§ Problem statement: Copy out each line exactly; pictures stay out of the copy.

§ The records:
○ ○ ○ ○ ○ ○ ○
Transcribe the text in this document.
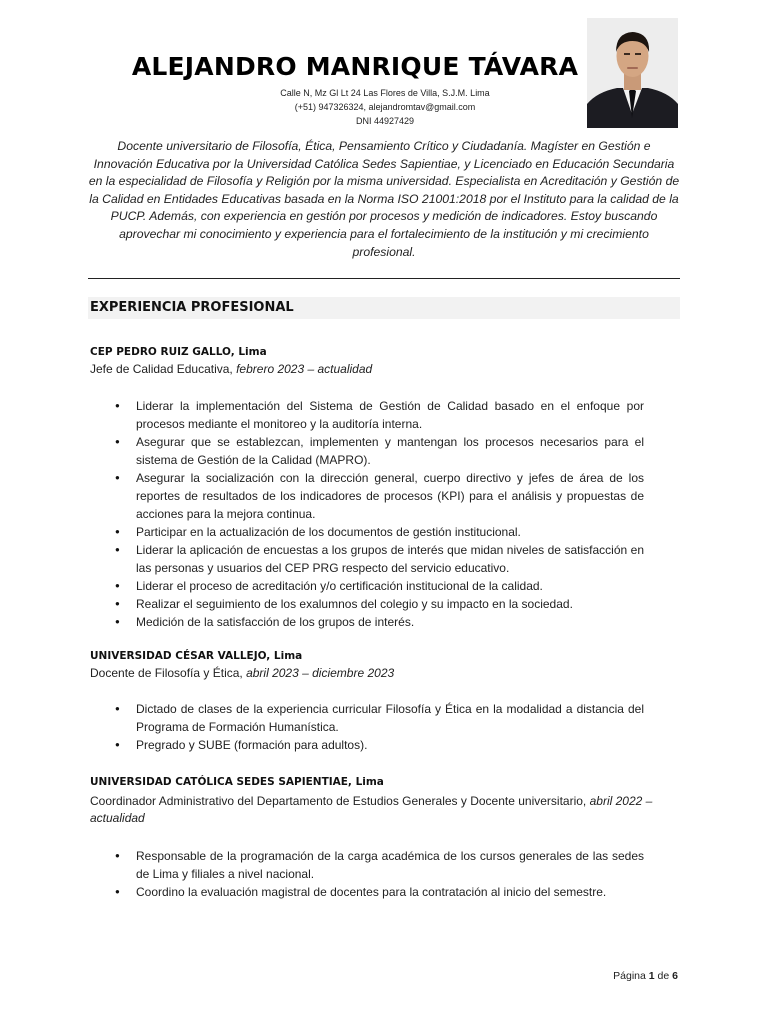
ALEJANDRO MANRIQUE TÁVARA
Calle N, Mz Gl Lt 24 Las Flores de Villa, S.J.M. Lima
(+51) 947326324, alejandromtav@gmail.com
DNI 44927429
Docente universitario de Filosofía, Ética, Pensamiento Crítico y Ciudadanía. Magíster en Gestión e Innovación Educativa por la Universidad Católica Sedes Sapientiae, y Licenciado en Educación Secundaria en la especialidad de Filosofía y Religión por la misma universidad. Especialista en Acreditación y Gestión de la Calidad en Entidades Educativas basada en la Norma ISO 21001:2018 por el Instituto para la calidad de la PUCP. Además, con experiencia en gestión por procesos y medición de indicadores. Estoy buscando aprovechar mi conocimiento y experiencia para el fortalecimiento de la institución y mi crecimiento profesional.
EXPERIENCIA PROFESIONAL
CEP PEDRO RUIZ GALLO, Lima
Jefe de Calidad Educativa, febrero 2023 – actualidad
● Liderar la implementación del Sistema de Gestión de Calidad basado en el enfoque por procesos mediante el monitoreo y la auditoría interna.
● Asegurar que se establezcan, implementen y mantengan los procesos necesarios para el sistema de Gestión de la Calidad (MAPRO).
● Asegurar la socialización con la dirección general, cuerpo directivo y jefes de área de los reportes de resultados de los indicadores de procesos (KPI) para el análisis y propuestas de acciones para la mejora continua.
● Participar en la actualización de los documentos de gestión institucional.
● Liderar la aplicación de encuestas a los grupos de interés que midan niveles de satisfacción en las personas y usuarios del CEP PRG respecto del servicio educativo.
● Liderar el proceso de acreditación y/o certificación institucional de la calidad.
● Realizar el seguimiento de los exalumnos del colegio y su impacto en la sociedad.
● Medición de la satisfacción de los grupos de interés.
UNIVERSIDAD CÉSAR VALLEJO, Lima
Docente de Filosofía y Ética, abril 2023 – diciembre 2023
● Dictado de clases de la experiencia curricular Filosofía y Ética en la modalidad a distancia del Programa de Formación Humanística.
● Pregrado y SUBE (formación para adultos).
UNIVERSIDAD CATÓLICA SEDES SAPIENTIAE, Lima
Coordinador Administrativo del Departamento de Estudios Generales y Docente universitario, abril 2022 – actualidad
● Responsable de la programación de la carga académica de los cursos generales de las sedes de Lima y filiales a nivel nacional.
● Coordino la evaluación magistral de docentes para la contratación al inicio del semestre.
Página 1 de 6
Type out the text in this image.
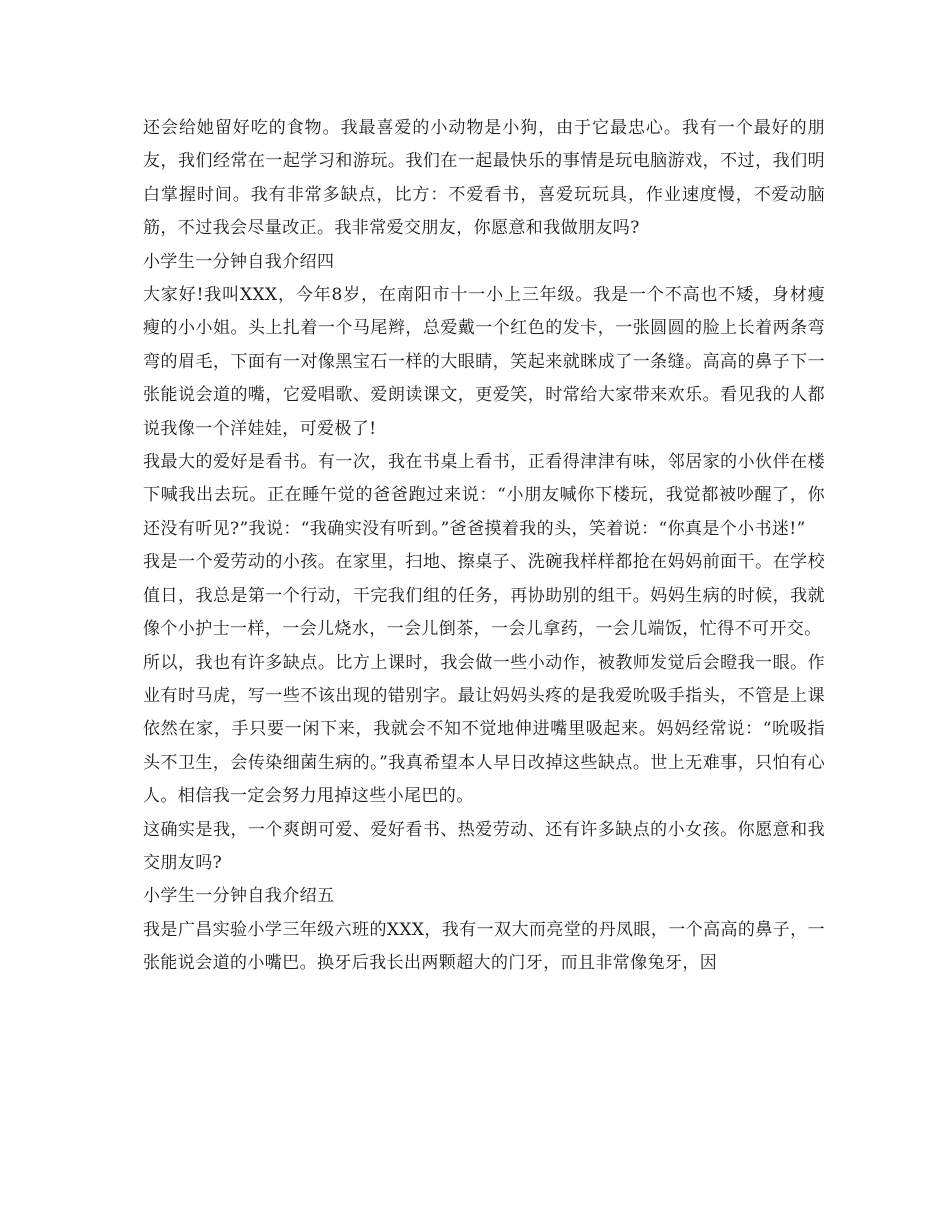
还会给她留好吃的食物。我最喜爱的小动物是小狗，由于它最忠心。我有一个最好的朋友，我们经常在一起学习和游玩。我们在一起最快乐的事情是玩电脑游戏，不过，我们明白掌握时间。我有非常多缺点，比方：不爱看书，喜爱玩玩具，作业速度慢，不爱动脑筋，不过我会尽量改正。我非常爱交朋友，你愿意和我做朋友吗?

小学生一分钟自我介绍四

大家好!我叫XXX，今年8岁，在南阳市十一小上三年级。我是一个不高也不矮，身材瘦瘦的小小姐。头上扎着一个马尾辫，总爱戴一个红色的发卡，一张圆圆的脸上长着两条弯弯的眉毛，下面有一对像黑宝石一样的大眼睛，笑起来就眯成了一条缝。高高的鼻子下一张能说会道的嘴，它爱唱歌、爱朗读课文，更爱笑，时常给大家带来欢乐。看见我的人都说我像一个洋娃娃，可爱极了!

我最大的爱好是看书。有一次，我在书桌上看书，正看得津津有味，邻居家的小伙伴在楼下喊我出去玩。正在睡午觉的爸爸跑过来说：“小朋友喊你下楼玩，我觉都被吵醒了，你还没有听见?”我说：“我确实没有听到。”爸爸摸着我的头，笑着说：“你真是个小书迷!”

我是一个爱劳动的小孩。在家里，扫地、擦桌子、洗碗我样样都抢在妈妈前面干。在学校值日，我总是第一个行动，干完我们组的任务，再协助别的组干。妈妈生病的时候，我就像个小护士一样，一会儿烧水，一会儿倒茶，一会儿拿药，一会儿端饭，忙得不可开交。

所以，我也有许多缺点。比方上课时，我会做一些小动作，被教师发觉后会瞪我一眼。作业有时马虎，写一些不该出现的错别字。最让妈妈头疼的是我爱吮吸手指头，不管是上课依然在家，手只要一闲下来，我就会不知不觉地伸进嘴里吸起来。妈妈经常说：“吮吸指头不卫生，会传染细菌生病的。”我真希望本人早日改掉这些缺点。世上无难事，只怕有心人。相信我一定会努力甩掉这些小尾巴的。

这确实是我，一个爽朗可爱、爱好看书、热爱劳动、还有许多缺点的小女孩。你愿意和我交朋友吗?

小学生一分钟自我介绍五

我是广昌实验小学三年级六班的XXX，我有一双大而亮堂的丹凤眼，一个高高的鼻子，一张能说会道的小嘴巴。换牙后我长出两颗超大的门牙，而且非常像兔牙，因
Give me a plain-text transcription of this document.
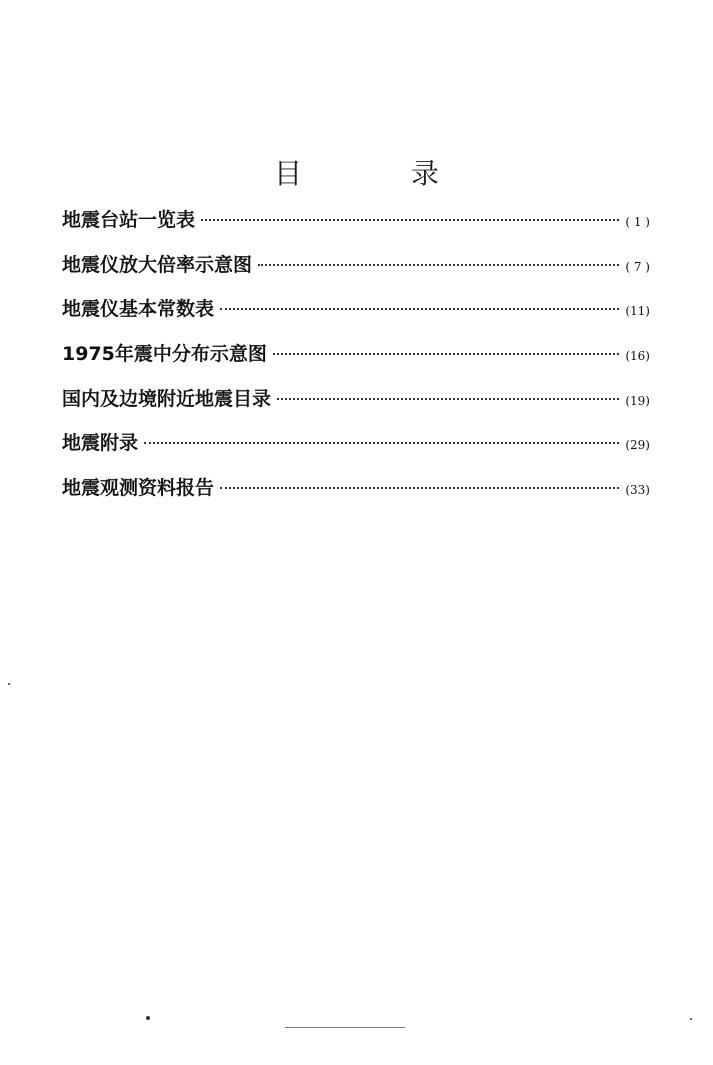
目 录
地震台站一览表	( 1 )
地震仪放大倍率示意图	( 7 )
地震仪基本常数表	(11)
1975年震中分布示意图	(16)
国内及边境附近地震目录	(19)
地震附录	(29)
地震观测资料报告	(33)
○ ○ ○ ○ ○ ○ ○
§ Exercise response:
Transcribe the text in this document.
ALEJANDRO MANRIQUE TÁVARA
Calle N, Mz Gl Lt 24 Las Flores de Villa, S.J.M. Lima
(+51) 947326324, alejandromtav@gmail.com
DNI 44927429
Docente universitario de Filosofía, Ética, Pensamiento Crítico y Ciudadanía. Magíster en Gestión e Innovación Educativa por la Universidad Católica Sedes Sapientiae, y Licenciado en Educación Secundaria en la especialidad de Filosofía y Religión por la misma universidad. Especialista en Acreditación y Gestión de la Calidad en Entidades Educativas basada en la Norma ISO 21001:2018 por el Instituto para la calidad de la PUCP. Además, con experiencia en gestión por procesos y medición de indicadores. Estoy buscando aprovechar mi conocimiento y experiencia para el fortalecimiento de la institución y mi crecimiento profesional.
EXPERIENCIA PROFESIONAL
CEP PEDRO RUIZ GALLO, Lima
Jefe de Calidad Educativa, febrero 2023 – actualidad
● Liderar la implementación del Sistema de Gestión de Calidad basado en el enfoque por procesos mediante el monitoreo y la auditoría interna.
● Asegurar que se establezcan, implementen y mantengan los procesos necesarios para el sistema de Gestión de la Calidad (MAPRO).
● Asegurar la socialización con la dirección general, cuerpo directivo y jefes de área de los reportes de resultados de los indicadores de procesos (KPI) para el análisis y propuestas de acciones para la mejora continua.
● Participar en la actualización de los documentos de gestión institucional.
● Liderar la aplicación de encuestas a los grupos de interés que midan niveles de satisfacción en las personas y usuarios del CEP PRG respecto del servicio educativo.
● Liderar el proceso de acreditación y/o certificación institucional de la calidad.
● Realizar el seguimiento de los exalumnos del colegio y su impacto en la sociedad.
● Medición de la satisfacción de los grupos de interés.
UNIVERSIDAD CÉSAR VALLEJO, Lima
Docente de Filosofía y Ética, abril 2023 – diciembre 2023
● Dictado de clases de la experiencia curricular Filosofía y Ética en la modalidad a distancia del Programa de Formación Humanística.
● Pregrado y SUBE (formación para adultos).
UNIVERSIDAD CATÓLICA SEDES SAPIENTIAE, Lima
Coordinador Administrativo del Departamento de Estudios Generales y Docente universitario, abril 2022 – actualidad
● Responsable de la programación de la carga académica de los cursos generales de las sedes de Lima y filiales a nivel nacional.
● Coordino la evaluación magistral de docentes para la contratación al inicio del semestre.
Página 1 de 6
Type out the text in this image.
还会给她留好吃的食物。我最喜爱的小动物是小狗，由于它最忠心。我有一个最好的朋友，我们经常在一起学习和游玩。我们在一起最快乐的事情是玩电脑游戏，不过，我们明白掌握时间。我有非常多缺点，比方：不爱看书，喜爱玩玩具，作业速度慢，不爱动脑筋，不过我会尽量改正。我非常爱交朋友，你愿意和我做朋友吗?

小学生一分钟自我介绍四

大家好!我叫XXX，今年8岁，在南阳市十一小上三年级。我是一个不高也不矮，身材瘦瘦的小小姐。头上扎着一个马尾辫，总爱戴一个红色的发卡，一张圆圆的脸上长着两条弯弯的眉毛，下面有一对像黑宝石一样的大眼睛，笑起来就眯成了一条缝。高高的鼻子下一张能说会道的嘴，它爱唱歌、爱朗读课文，更爱笑，时常给大家带来欢乐。看见我的人都说我像一个洋娃娃，可爱极了!

我最大的爱好是看书。有一次，我在书桌上看书，正看得津津有味，邻居家的小伙伴在楼下喊我出去玩。正在睡午觉的爸爸跑过来说：“小朋友喊你下楼玩，我觉都被吵醒了，你还没有听见?”我说：“我确实没有听到。”爸爸摸着我的头，笑着说：“你真是个小书迷!”

我是一个爱劳动的小孩。在家里，扫地、擦桌子、洗碗我样样都抢在妈妈前面干。在学校值日，我总是第一个行动，干完我们组的任务，再协助别的组干。妈妈生病的时候，我就像个小护士一样，一会儿烧水，一会儿倒茶，一会儿拿药，一会儿端饭，忙得不可开交。

所以，我也有许多缺点。比方上课时，我会做一些小动作，被教师发觉后会瞪我一眼。作业有时马虎，写一些不该出现的错别字。最让妈妈头疼的是我爱吮吸手指头，不管是上课依然在家，手只要一闲下来，我就会不知不觉地伸进嘴里吸起来。妈妈经常说：“吮吸指头不卫生，会传染细菌生病的。”我真希望本人早日改掉这些缺点。世上无难事，只怕有心人。相信我一定会努力甩掉这些小尾巴的。

这确实是我，一个爽朗可爱、爱好看书、热爱劳动、还有许多缺点的小女孩。你愿意和我交朋友吗?

小学生一分钟自我介绍五

我是广昌实验小学三年级六班的XXX，我有一双大而亮堂的丹凤眼，一个高高的鼻子，一张能说会道的小嘴巴。换牙后我长出两颗超大的门牙，而且非常像兔牙，因
Give me a plain-text transcription of this document.
目 录
地震台站一览表	( 1 )
地震仪放大倍率示意图	( 7 )
地震仪基本常数表	(11)
1975年震中分布示意图	(16)
国内及边境附近地震目录	(19)
地震附录	(29)
地震观测资料报告	(33)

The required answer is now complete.